* Begin *
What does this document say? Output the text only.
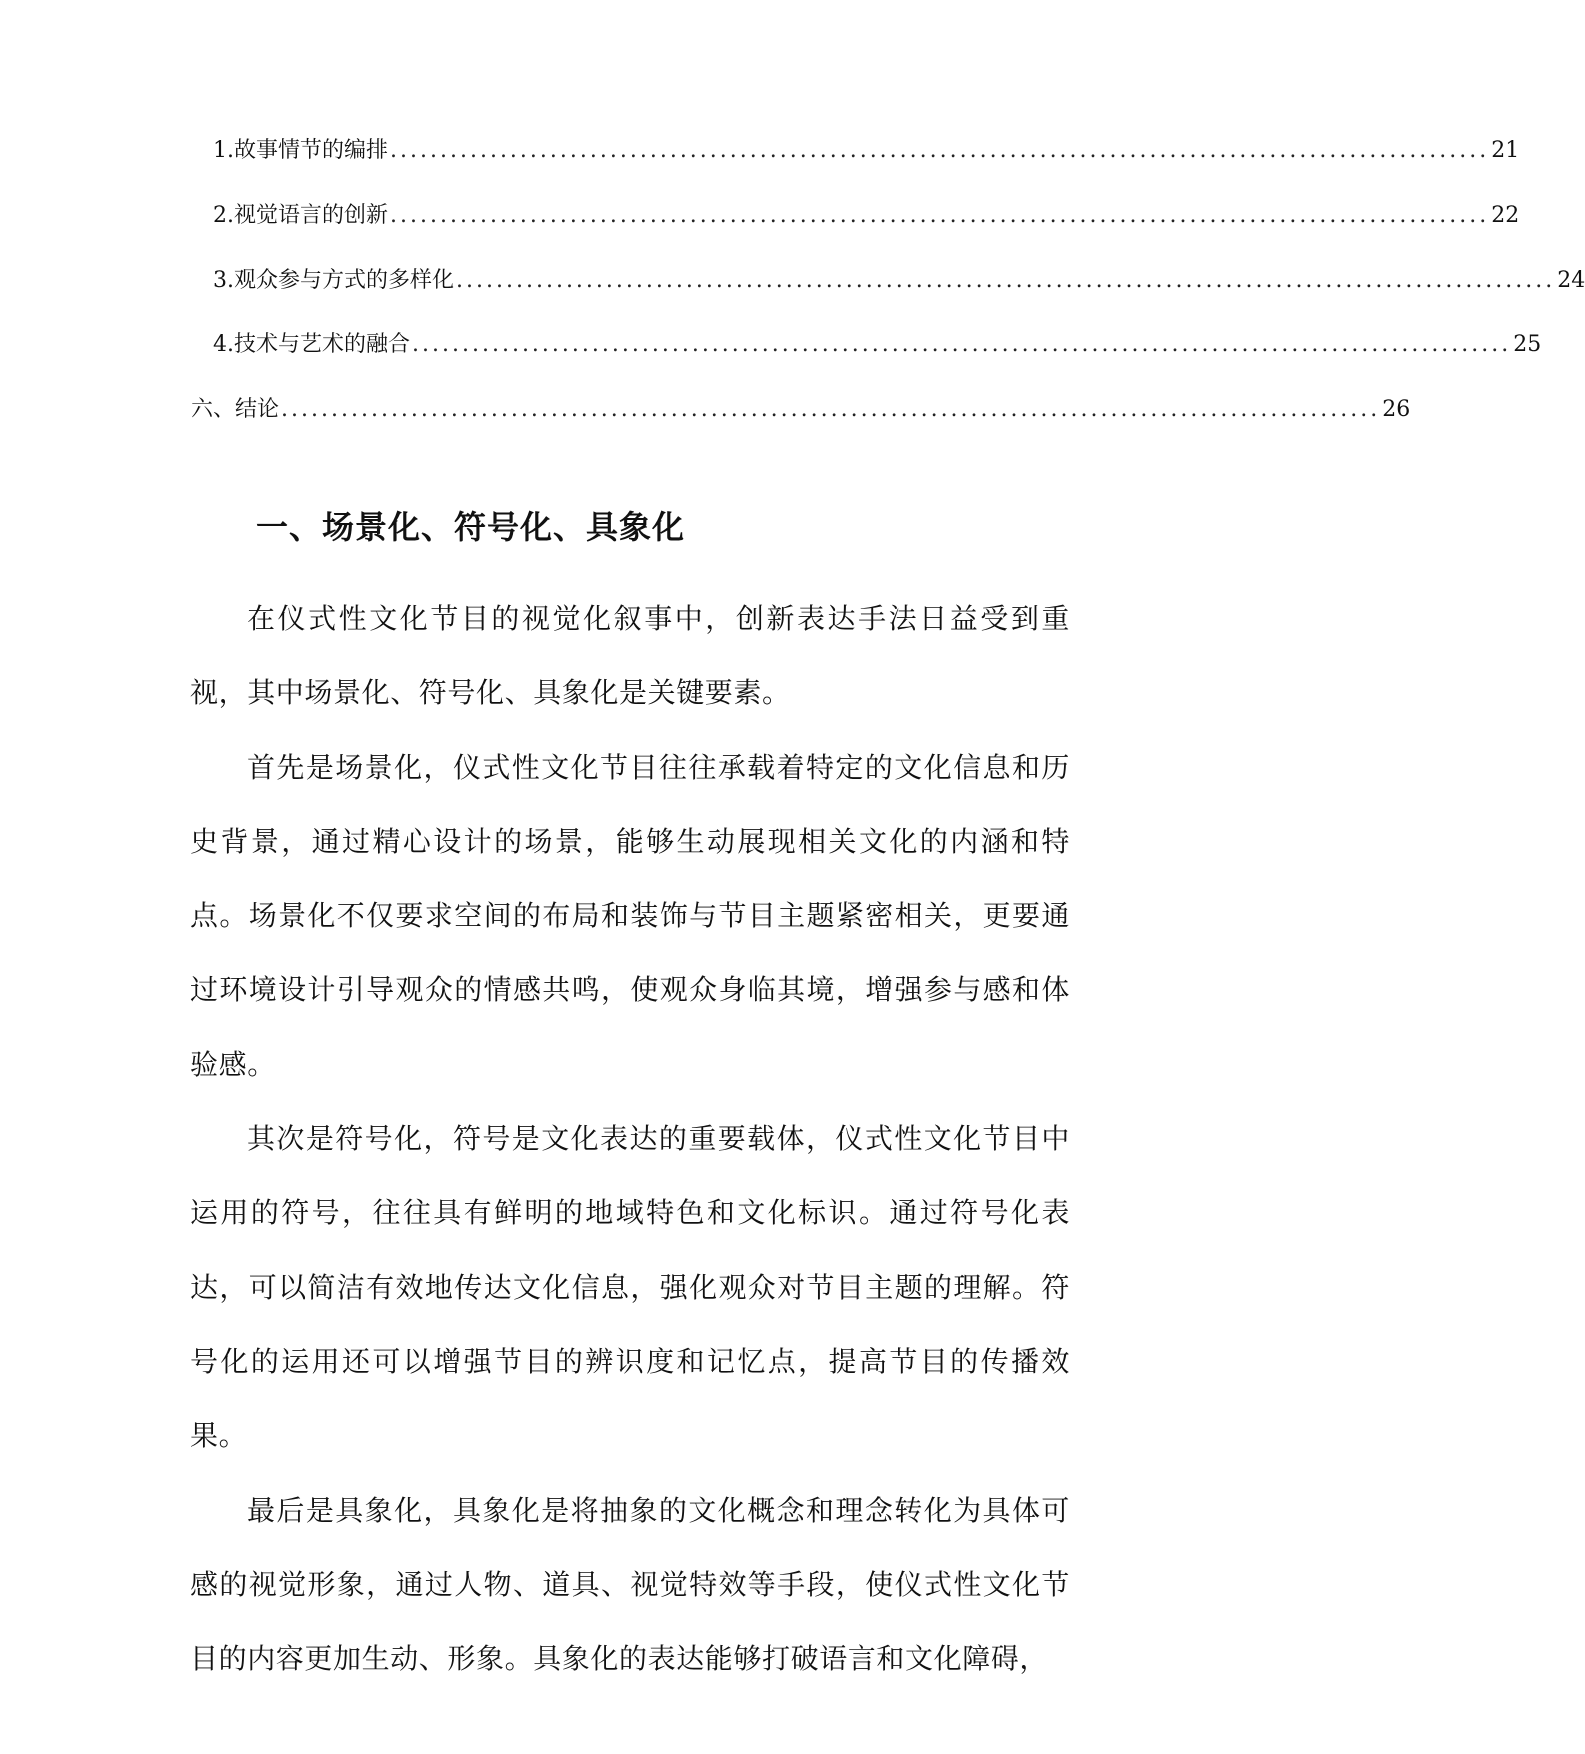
1. 故事情节的编排 .............................................................................................................. 21
2. 视觉语言的创新 .............................................................................................................. 22
3. 观众参与方式的多样化 .............................................................................................................. 24
4. 技术与艺术的融合 .............................................................................................................. 25
六、结论 .............................................................................................................. 26
一、场景化、符号化、具象化

在仪式性文化节目的视觉化叙事中，创新表达手法日益受到重视，其中场景化、符号化、具象化是关键要素。

首先是场景化，仪式性文化节目往往承载着特定的文化信息和历史背景，通过精心设计的场景，能够生动展现相关文化的内涵和特点。场景化不仅要求空间的布局和装饰与节目主题紧密相关，更要通过环境设计引导观众的情感共鸣，使观众身临其境，增强参与感和体验感。

其次是符号化，符号是文化表达的重要载体，仪式性文化节目中运用的符号，往往具有鲜明的地域特色和文化标识。通过符号化表达，可以简洁有效地传达文化信息，强化观众对节目主题的理解。符号化的运用还可以增强节目的辨识度和记忆点，提高节目的传播效果。

最后是具象化，具象化是将抽象的文化概念和理念转化为具体可感的视觉形象，通过人物、道具、视觉特效等手段，使仪式性文化节目的内容更加生动、形象。具象化的表达能够打破语言和文化障碍，
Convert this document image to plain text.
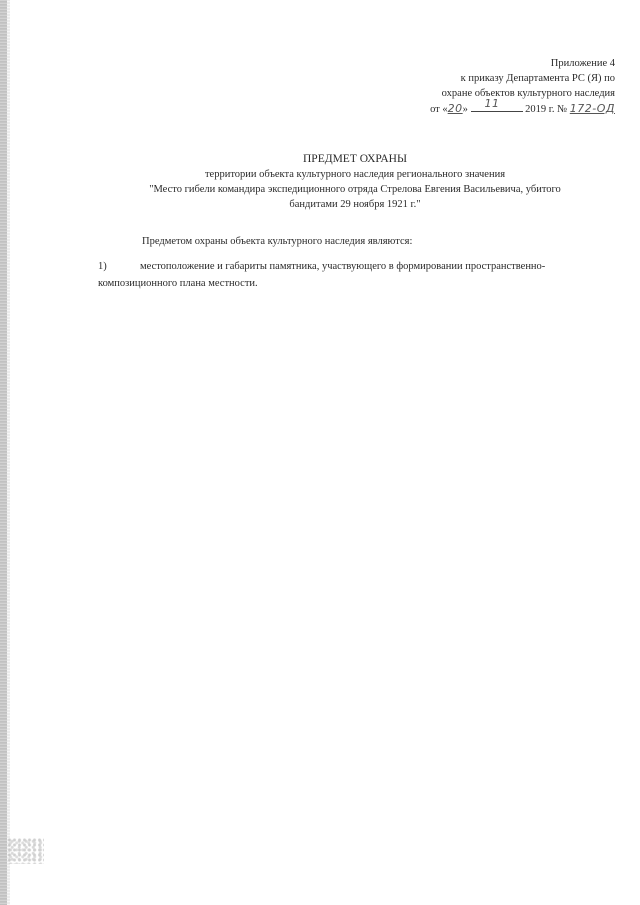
Приложение 4
к приказу Департамента РС (Я) по
охране объектов культурного наследия
от «20» 11 2019 г. № 172-ОД
ПРЕДМЕТ ОХРАНЫ
территории объекта культурного наследия регионального значения
"Место гибели командира экспедиционного отряда Стрелова Евгения Васильевича, убитого
бандитами 29 ноября 1921 г."
Предметом охраны объекта культурного наследия являются:
1)	местоположение и габариты памятника, участвующего в формировании пространственно-
композиционного плана местности.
* End *
PROBLEM DESCRIPTION
Establish how many lines of the material above hold the word "text". Nothing but the count should be returned.

EXERCISE RESULT
2